◆ PROVIDED INFORMATION:
--- begin ---

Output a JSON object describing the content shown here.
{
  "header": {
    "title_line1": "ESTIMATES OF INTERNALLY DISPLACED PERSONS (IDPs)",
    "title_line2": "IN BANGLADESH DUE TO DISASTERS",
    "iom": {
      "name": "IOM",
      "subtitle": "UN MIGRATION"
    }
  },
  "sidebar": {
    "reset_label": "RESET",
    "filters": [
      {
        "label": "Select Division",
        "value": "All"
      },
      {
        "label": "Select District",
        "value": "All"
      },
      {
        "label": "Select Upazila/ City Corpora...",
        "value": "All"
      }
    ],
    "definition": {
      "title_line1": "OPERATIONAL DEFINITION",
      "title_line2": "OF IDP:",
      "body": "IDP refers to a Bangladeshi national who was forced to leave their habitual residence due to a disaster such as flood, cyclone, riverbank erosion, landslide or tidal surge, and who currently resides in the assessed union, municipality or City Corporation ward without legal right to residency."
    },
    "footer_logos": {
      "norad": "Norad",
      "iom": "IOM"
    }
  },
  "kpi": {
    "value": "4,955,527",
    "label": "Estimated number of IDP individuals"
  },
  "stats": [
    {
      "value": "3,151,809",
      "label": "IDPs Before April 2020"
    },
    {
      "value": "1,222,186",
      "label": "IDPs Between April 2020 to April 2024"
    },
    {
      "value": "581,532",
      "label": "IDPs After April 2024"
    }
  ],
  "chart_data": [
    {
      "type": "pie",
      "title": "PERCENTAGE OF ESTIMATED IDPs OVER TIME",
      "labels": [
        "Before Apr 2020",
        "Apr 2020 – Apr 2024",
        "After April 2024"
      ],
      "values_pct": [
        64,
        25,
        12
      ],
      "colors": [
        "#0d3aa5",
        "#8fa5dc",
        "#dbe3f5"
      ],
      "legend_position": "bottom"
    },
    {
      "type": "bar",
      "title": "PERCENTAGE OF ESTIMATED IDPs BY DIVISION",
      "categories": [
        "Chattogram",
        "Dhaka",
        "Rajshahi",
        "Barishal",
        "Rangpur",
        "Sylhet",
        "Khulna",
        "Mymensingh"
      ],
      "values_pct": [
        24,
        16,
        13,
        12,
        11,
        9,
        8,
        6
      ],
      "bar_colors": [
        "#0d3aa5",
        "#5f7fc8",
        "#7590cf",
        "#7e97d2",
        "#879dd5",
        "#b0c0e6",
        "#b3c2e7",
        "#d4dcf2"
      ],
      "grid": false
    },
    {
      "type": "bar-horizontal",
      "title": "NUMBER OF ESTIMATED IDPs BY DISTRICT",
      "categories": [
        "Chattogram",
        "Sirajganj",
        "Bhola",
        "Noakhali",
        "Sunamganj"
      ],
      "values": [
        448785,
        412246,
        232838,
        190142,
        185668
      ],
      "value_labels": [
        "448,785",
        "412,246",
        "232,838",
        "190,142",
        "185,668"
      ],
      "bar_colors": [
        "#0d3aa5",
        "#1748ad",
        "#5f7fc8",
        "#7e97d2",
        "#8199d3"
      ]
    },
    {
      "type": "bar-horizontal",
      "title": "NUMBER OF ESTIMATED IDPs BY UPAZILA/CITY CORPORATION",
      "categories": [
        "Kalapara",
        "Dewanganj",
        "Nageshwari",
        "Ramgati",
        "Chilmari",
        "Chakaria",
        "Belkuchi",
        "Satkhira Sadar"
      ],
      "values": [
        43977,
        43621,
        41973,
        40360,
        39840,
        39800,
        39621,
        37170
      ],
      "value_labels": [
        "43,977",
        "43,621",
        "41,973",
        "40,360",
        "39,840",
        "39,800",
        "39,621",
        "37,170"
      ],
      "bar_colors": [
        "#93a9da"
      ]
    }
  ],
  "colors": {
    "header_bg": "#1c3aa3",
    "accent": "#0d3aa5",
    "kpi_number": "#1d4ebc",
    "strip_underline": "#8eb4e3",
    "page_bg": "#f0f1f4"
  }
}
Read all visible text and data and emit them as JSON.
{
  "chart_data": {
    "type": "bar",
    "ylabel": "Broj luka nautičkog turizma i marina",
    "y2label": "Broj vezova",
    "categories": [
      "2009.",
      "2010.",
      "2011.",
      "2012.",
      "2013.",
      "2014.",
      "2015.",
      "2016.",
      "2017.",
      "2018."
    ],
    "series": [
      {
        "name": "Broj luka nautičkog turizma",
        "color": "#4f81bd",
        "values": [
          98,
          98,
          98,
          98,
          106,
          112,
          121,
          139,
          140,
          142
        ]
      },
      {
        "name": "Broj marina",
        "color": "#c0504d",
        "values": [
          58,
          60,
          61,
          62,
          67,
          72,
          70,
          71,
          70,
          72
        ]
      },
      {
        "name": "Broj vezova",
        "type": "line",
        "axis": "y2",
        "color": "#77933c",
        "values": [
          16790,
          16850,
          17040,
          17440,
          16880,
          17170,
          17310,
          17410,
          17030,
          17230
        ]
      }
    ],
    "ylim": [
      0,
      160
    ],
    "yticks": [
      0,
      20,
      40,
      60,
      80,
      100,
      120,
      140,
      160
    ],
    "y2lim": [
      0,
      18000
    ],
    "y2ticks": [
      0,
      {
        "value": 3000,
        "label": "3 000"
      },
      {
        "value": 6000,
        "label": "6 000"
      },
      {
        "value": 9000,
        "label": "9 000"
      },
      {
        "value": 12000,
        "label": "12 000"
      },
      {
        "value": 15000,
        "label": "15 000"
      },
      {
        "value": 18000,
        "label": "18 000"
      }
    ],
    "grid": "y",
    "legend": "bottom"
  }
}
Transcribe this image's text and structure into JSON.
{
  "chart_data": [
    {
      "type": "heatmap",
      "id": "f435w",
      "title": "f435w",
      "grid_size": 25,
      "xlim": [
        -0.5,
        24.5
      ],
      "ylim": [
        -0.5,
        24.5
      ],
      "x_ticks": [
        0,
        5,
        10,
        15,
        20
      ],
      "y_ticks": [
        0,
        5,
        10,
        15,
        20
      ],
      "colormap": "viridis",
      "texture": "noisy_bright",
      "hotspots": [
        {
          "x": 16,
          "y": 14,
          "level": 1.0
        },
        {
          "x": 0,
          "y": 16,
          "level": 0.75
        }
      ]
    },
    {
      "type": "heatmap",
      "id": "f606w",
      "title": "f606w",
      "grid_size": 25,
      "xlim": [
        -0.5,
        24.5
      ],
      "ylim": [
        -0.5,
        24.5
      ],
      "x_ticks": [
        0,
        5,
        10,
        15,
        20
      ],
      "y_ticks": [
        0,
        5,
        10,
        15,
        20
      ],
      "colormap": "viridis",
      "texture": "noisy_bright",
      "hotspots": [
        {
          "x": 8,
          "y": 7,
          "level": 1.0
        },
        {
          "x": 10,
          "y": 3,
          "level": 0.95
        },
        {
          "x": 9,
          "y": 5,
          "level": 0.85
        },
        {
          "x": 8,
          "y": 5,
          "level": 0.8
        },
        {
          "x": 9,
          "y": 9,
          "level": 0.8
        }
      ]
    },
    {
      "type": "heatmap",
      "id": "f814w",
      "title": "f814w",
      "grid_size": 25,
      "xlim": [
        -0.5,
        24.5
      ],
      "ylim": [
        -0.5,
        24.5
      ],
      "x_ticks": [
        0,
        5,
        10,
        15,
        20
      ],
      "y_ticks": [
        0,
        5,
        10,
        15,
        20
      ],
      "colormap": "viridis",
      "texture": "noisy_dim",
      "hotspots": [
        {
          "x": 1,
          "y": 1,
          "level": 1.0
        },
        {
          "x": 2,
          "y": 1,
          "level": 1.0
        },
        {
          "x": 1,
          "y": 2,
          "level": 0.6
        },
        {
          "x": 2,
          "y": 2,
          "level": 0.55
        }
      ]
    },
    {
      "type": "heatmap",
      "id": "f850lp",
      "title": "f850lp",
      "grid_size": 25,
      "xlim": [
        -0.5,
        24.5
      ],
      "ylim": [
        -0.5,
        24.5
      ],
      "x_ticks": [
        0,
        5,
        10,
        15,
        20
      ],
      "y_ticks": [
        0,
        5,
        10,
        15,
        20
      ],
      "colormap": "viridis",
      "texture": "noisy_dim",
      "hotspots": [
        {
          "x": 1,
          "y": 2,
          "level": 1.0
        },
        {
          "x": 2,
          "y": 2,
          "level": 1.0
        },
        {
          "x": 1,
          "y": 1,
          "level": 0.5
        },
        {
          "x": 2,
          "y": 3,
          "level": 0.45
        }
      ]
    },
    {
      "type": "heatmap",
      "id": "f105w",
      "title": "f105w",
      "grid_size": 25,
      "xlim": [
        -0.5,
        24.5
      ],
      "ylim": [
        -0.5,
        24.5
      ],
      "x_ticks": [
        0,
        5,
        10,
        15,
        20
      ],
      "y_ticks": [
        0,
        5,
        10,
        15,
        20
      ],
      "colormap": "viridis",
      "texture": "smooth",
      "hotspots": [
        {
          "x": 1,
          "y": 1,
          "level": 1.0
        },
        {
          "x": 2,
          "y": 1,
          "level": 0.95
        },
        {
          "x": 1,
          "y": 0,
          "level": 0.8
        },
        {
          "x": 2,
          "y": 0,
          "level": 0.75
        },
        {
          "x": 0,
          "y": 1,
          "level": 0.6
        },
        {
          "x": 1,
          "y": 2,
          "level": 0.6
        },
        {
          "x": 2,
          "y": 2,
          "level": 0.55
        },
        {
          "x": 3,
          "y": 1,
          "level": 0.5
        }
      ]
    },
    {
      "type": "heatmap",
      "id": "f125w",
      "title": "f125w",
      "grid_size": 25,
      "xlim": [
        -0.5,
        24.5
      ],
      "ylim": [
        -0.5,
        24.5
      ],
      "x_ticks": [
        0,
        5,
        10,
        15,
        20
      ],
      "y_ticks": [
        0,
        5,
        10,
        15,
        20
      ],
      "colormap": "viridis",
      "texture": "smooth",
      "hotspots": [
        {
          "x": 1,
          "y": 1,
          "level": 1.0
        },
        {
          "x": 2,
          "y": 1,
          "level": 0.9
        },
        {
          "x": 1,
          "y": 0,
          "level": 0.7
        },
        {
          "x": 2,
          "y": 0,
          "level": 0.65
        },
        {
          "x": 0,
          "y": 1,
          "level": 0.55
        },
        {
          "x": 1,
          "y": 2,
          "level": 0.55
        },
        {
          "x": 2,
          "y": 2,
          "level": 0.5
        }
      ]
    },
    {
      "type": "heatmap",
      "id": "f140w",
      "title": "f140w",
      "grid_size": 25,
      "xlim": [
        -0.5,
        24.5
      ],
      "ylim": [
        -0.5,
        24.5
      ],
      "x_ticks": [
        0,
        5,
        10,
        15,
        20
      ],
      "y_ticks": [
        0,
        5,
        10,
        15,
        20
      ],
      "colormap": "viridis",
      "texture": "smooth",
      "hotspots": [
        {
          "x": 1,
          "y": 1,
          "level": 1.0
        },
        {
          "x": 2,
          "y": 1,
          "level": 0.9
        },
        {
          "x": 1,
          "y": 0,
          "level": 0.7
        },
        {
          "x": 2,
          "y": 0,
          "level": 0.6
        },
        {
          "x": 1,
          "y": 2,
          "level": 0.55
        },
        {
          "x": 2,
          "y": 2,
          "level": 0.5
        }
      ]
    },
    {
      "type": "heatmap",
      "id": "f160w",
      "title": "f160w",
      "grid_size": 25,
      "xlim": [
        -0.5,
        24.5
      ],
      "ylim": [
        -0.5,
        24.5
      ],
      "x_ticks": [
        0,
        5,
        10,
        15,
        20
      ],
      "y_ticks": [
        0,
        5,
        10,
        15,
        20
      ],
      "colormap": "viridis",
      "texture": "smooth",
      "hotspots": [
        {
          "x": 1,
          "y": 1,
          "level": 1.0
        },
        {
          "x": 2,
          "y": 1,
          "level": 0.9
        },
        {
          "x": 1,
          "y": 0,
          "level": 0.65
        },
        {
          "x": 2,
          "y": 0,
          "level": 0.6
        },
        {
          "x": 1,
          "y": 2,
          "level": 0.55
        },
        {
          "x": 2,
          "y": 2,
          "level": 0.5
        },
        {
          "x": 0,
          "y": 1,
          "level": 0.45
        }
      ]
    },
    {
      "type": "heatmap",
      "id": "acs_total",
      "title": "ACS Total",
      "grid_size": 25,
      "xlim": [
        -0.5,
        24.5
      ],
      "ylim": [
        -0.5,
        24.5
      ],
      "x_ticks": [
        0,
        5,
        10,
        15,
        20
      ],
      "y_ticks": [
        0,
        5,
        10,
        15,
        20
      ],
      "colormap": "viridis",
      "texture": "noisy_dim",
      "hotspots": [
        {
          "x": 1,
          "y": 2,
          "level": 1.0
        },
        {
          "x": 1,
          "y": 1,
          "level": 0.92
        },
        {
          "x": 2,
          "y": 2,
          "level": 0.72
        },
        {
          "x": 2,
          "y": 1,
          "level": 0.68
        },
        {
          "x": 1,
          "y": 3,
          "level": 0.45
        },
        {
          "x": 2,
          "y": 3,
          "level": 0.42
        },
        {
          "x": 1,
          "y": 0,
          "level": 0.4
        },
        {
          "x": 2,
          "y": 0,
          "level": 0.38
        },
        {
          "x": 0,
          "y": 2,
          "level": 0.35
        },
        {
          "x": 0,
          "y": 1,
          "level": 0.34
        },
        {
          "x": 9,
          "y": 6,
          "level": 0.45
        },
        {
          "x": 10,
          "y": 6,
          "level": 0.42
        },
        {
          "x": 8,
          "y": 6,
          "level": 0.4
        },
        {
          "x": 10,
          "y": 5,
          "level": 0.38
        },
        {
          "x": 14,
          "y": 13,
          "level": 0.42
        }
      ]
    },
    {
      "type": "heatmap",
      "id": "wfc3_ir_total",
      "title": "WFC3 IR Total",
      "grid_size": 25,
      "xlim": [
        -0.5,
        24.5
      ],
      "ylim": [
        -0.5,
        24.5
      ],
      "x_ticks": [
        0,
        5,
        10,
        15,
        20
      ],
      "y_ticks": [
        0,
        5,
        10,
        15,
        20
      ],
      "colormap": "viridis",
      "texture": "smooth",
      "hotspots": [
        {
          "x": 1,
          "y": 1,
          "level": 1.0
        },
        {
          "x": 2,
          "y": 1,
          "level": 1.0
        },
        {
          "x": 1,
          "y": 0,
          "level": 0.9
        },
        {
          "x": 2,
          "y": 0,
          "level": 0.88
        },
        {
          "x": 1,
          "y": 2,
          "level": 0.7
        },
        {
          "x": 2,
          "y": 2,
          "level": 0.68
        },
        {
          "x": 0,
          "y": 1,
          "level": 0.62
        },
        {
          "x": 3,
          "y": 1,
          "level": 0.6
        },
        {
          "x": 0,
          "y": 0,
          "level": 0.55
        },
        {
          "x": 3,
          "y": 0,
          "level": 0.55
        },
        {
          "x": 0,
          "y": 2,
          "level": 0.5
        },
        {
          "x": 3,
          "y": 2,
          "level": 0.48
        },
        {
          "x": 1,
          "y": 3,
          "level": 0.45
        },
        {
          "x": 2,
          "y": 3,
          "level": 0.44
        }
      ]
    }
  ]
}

--- end ---

◆ EXERCISE INSTRUCTIONS:
Check every line of the data, and copy the ones that contain "IDPs".

◆ TASK SOLUTION:
    "title_line1": "ESTIMATES OF INTERNALLY DISPLACED PERSONS (IDPs)",
      "label": "IDPs Before April 2020"
      "label": "IDPs Between April 2020 to April 2024"
      "label": "IDPs After April 2024"
      "title": "PERCENTAGE OF ESTIMATED IDPs OVER TIME",
      "title": "PERCENTAGE OF ESTIMATED IDPs BY DIVISION",
      "title": "NUMBER OF ESTIMATED IDPs BY DISTRICT",
      "title": "NUMBER OF ESTIMATED IDPs BY UPAZILA/CITY CORPORATION",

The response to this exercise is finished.